Items from a dataset:
============

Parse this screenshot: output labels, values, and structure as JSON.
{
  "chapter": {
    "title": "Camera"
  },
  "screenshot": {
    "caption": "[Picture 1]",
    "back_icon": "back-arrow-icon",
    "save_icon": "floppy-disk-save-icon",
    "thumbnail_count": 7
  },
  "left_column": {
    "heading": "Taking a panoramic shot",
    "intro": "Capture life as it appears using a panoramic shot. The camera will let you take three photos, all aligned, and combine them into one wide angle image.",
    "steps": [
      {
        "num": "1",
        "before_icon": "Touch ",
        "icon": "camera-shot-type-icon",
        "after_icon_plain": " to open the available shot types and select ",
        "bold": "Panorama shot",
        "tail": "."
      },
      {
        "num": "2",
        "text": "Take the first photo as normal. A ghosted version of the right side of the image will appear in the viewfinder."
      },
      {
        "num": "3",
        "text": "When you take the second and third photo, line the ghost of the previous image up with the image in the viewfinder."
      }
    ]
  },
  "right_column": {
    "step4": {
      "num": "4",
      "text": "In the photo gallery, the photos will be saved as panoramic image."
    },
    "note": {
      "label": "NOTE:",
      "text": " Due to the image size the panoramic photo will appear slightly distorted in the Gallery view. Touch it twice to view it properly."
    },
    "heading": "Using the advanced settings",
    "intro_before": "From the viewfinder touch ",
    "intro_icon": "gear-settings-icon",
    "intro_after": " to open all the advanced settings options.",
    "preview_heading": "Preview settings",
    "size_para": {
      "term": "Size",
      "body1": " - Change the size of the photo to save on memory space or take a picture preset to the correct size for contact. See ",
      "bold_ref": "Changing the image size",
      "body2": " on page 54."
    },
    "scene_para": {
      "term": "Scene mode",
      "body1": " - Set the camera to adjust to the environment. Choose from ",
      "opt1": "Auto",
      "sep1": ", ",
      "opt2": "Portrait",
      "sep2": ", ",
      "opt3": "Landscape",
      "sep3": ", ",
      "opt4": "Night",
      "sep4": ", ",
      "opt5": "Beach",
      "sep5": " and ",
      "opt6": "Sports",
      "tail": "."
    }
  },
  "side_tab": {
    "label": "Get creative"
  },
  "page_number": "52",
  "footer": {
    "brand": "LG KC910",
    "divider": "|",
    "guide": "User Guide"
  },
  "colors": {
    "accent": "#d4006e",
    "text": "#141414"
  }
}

============

EXERCISE REQUIREMENTS
Recite the full listing above exactly.

COMPLETED EXERCISE
Parse this screenshot: output labels, values, and structure as JSON.
{
  "chapter": {
    "title": "Camera"
  },
  "screenshot": {
    "caption": "[Picture 1]",
    "back_icon": "back-arrow-icon",
    "save_icon": "floppy-disk-save-icon",
    "thumbnail_count": 7
  },
  "left_column": {
    "heading": "Taking a panoramic shot",
    "intro": "Capture life as it appears using a panoramic shot. The camera will let you take three photos, all aligned, and combine them into one wide angle image.",
    "steps": [
      {
        "num": "1",
        "before_icon": "Touch ",
        "icon": "camera-shot-type-icon",
        "after_icon_plain": " to open the available shot types and select ",
        "bold": "Panorama shot",
        "tail": "."
      },
      {
        "num": "2",
        "text": "Take the first photo as normal. A ghosted version of the right side of the image will appear in the viewfinder."
      },
      {
        "num": "3",
        "text": "When you take the second and third photo, line the ghost of the previous image up with the image in the viewfinder."
      }
    ]
  },
  "right_column": {
    "step4": {
      "num": "4",
      "text": "In the photo gallery, the photos will be saved as panoramic image."
    },
    "note": {
      "label": "NOTE:",
      "text": " Due to the image size the panoramic photo will appear slightly distorted in the Gallery view. Touch it twice to view it properly."
    },
    "heading": "Using the advanced settings",
    "intro_before": "From the viewfinder touch ",
    "intro_icon": "gear-settings-icon",
    "intro_after": " to open all the advanced settings options.",
    "preview_heading": "Preview settings",
    "size_para": {
      "term": "Size",
      "body1": " - Change the size of the photo to save on memory space or take a picture preset to the correct size for contact. See ",
      "bold_ref": "Changing the image size",
      "body2": " on page 54."
    },
    "scene_para": {
      "term": "Scene mode",
      "body1": " - Set the camera to adjust to the environment. Choose from ",
      "opt1": "Auto",
      "sep1": ", ",
      "opt2": "Portrait",
      "sep2": ", ",
      "opt3": "Landscape",
      "sep3": ", ",
      "opt4": "Night",
      "sep4": ", ",
      "opt5": "Beach",
      "sep5": " and ",
      "opt6": "Sports",
      "tail": "."
    }
  },
  "side_tab": {
    "label": "Get creative"
  },
  "page_number": "52",
  "footer": {
    "brand": "LG KC910",
    "divider": "|",
    "guide": "User Guide"
  },
  "colors": {
    "accent": "#d4006e",
    "text": "#141414"
  }
}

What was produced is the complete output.